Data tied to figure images
········
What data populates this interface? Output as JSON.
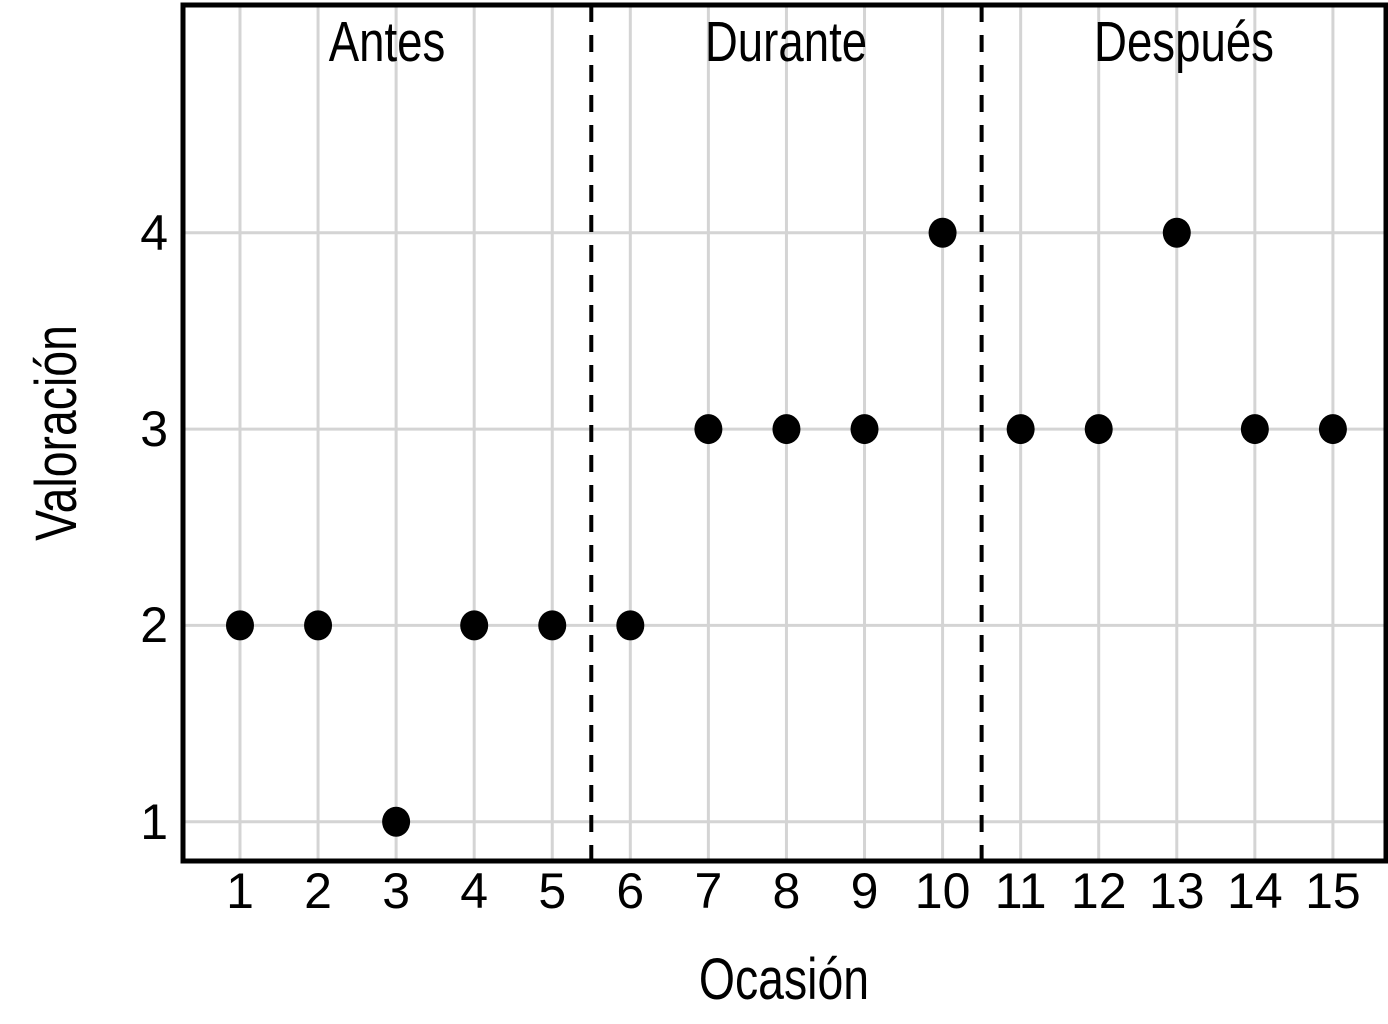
{
  "figure": {
    "background": "#ffffff",
    "text_color": "#000000"
  },
  "chart_data": {
    "type": "scatter",
    "title": "",
    "xlabel": "Ocasión",
    "ylabel": "Valoración",
    "x": [
      1,
      2,
      3,
      4,
      5,
      6,
      7,
      8,
      9,
      10,
      11,
      12,
      13,
      14,
      15
    ],
    "y": [
      2,
      2,
      1,
      2,
      2,
      2,
      3,
      3,
      3,
      4,
      3,
      3,
      4,
      3,
      3
    ],
    "x_ticks": [
      "1",
      "2",
      "3",
      "4",
      "5",
      "6",
      "7",
      "8",
      "9",
      "10",
      "11",
      "12",
      "13",
      "14",
      "15"
    ],
    "y_ticks": [
      "1",
      "2",
      "3",
      "4"
    ],
    "xlim": [
      0.27,
      15.68
    ],
    "ylim": [
      0.8,
      5.16
    ],
    "grid": true,
    "legend_position": "none",
    "point_color": "#000000",
    "grid_color": "#d4d4d4",
    "axis_color": "#000000",
    "phase_dividers": [
      5.5,
      10.5
    ],
    "phases": [
      {
        "label": "Antes",
        "from": 0.27,
        "to": 5.5
      },
      {
        "label": "Durante",
        "from": 5.5,
        "to": 10.5
      },
      {
        "label": "Después",
        "from": 10.5,
        "to": 15.68
      }
    ]
  }
}
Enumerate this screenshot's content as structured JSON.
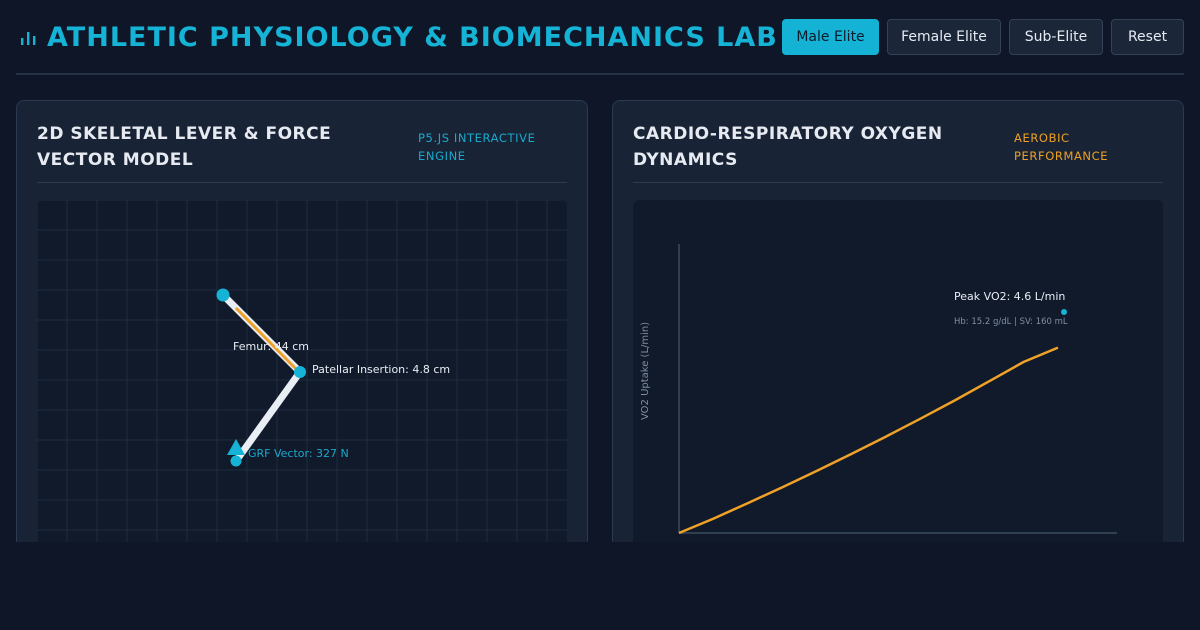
{
  "header": {
    "title": "ATHLETIC PHYSIOLOGY & BIOMECHANICS LAB",
    "buttons": {
      "male": "Male Elite",
      "female": "Female Elite",
      "sub": "Sub-Elite",
      "reset": "Reset"
    },
    "active_button": "Male Elite"
  },
  "skeletal_panel": {
    "title": "2D SKELETAL LEVER & FORCE VECTOR MODEL",
    "tag": "P5.JS INTERACTIVE ENGINE",
    "labels": {
      "femur": "Femur: 44 cm",
      "patellar": "Patellar Insertion: 4.8 cm",
      "grf": "GRF Vector: 327 N"
    }
  },
  "oxygen_panel": {
    "title": "CARDIO-RESPIRATORY OXYGEN DYNAMICS",
    "tag": "AEROBIC PERFORMANCE"
  },
  "chart_data": {
    "type": "line",
    "title": "",
    "xlabel": "",
    "ylabel": "VO2 Uptake (L/min)",
    "grid": false,
    "series": [
      {
        "values": [
          0.0,
          0.3,
          0.62,
          0.95,
          1.29,
          1.64,
          2.0,
          2.37,
          2.75,
          3.15,
          3.55,
          3.85
        ]
      }
    ],
    "ylim": [
      0,
      6
    ],
    "annotations": {
      "peak": "Peak VO2: 4.6 L/min",
      "sub": "Hb: 15.2 g/dL | SV: 160 mL"
    }
  },
  "colors": {
    "accent": "#15b3d6",
    "orange": "#f0a127",
    "bone": "#e9edf4"
  }
}
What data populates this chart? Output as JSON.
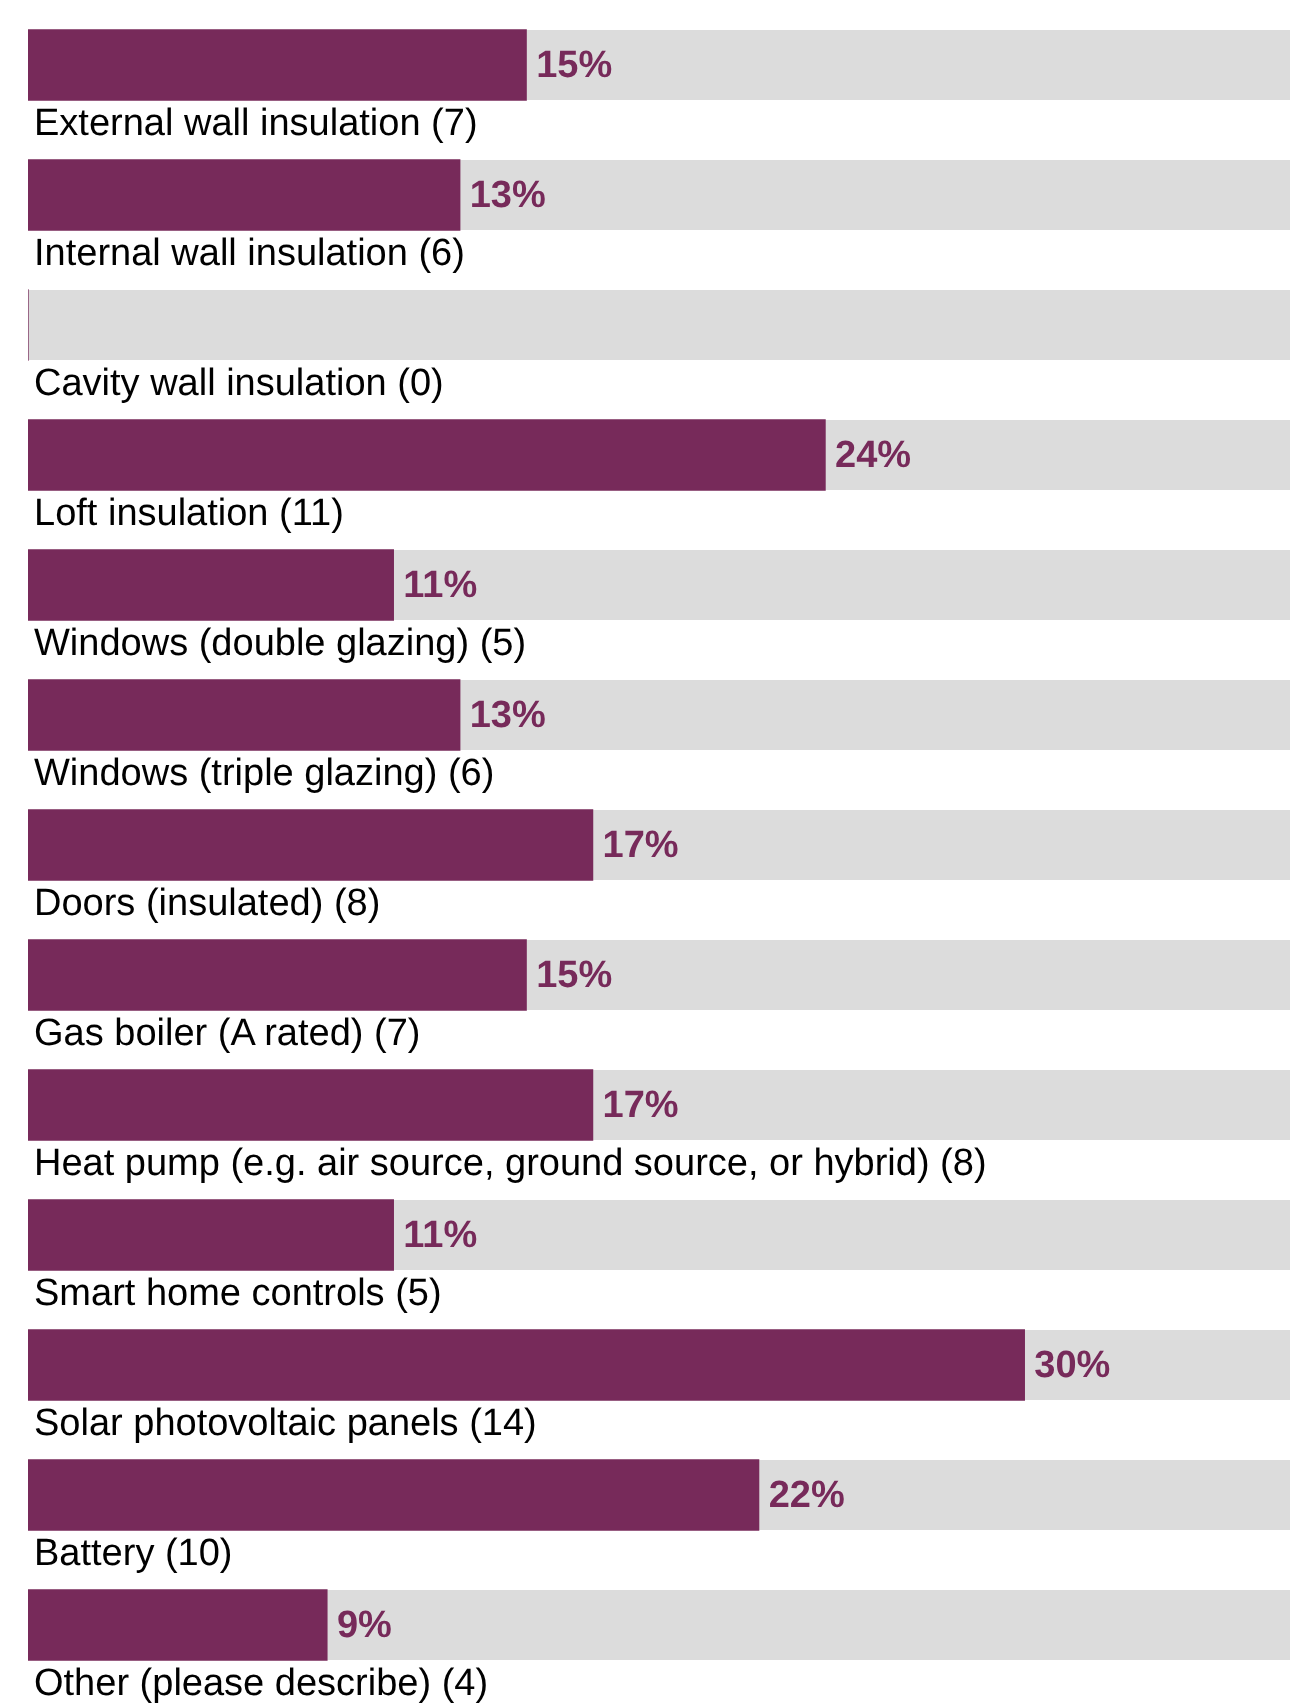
········
**The task:** Print only the lines from the line that contains "Enumerate this screenshot's" to the final line of the data, inclusive. Pictures stay out.

**Answer for the task:**
Enumerate this screenshot's content as structured JSON.
{
  "header": {
    "title": "ATHLETIC PHYSIOLOGY & BIOMECHANICS LAB",
    "buttons": {
      "male": "Male Elite",
      "female": "Female Elite",
      "sub": "Sub-Elite",
      "reset": "Reset"
    },
    "active_button": "Male Elite"
  },
  "skeletal_panel": {
    "title": "2D SKELETAL LEVER & FORCE VECTOR MODEL",
    "tag": "P5.JS INTERACTIVE ENGINE",
    "labels": {
      "femur": "Femur: 44 cm",
      "patellar": "Patellar Insertion: 4.8 cm",
      "grf": "GRF Vector: 327 N"
    }
  },
  "oxygen_panel": {
    "title": "CARDIO-RESPIRATORY OXYGEN DYNAMICS",
    "tag": "AEROBIC PERFORMANCE"
  },
  "chart_data": {
    "type": "line",
    "title": "",
    "xlabel": "",
    "ylabel": "VO2 Uptake (L/min)",
    "grid": false,
    "series": [
      {
        "values": [
          0.0,
          0.3,
          0.62,
          0.95,
          1.29,
          1.64,
          2.0,
          2.37,
          2.75,
          3.15,
          3.55,
          3.85
        ]
      }
    ],
    "ylim": [
      0,
      6
    ],
    "annotations": {
      "peak": "Peak VO2: 4.6 L/min",
      "sub": "Hb: 15.2 g/dL | SV: 160 mL"
    }
  },
  "colors": {
    "accent": "#15b3d6",
    "orange": "#f0a127",
    "bone": "#e9edf4"
  }
}
What data populates this chart? Output as JSON.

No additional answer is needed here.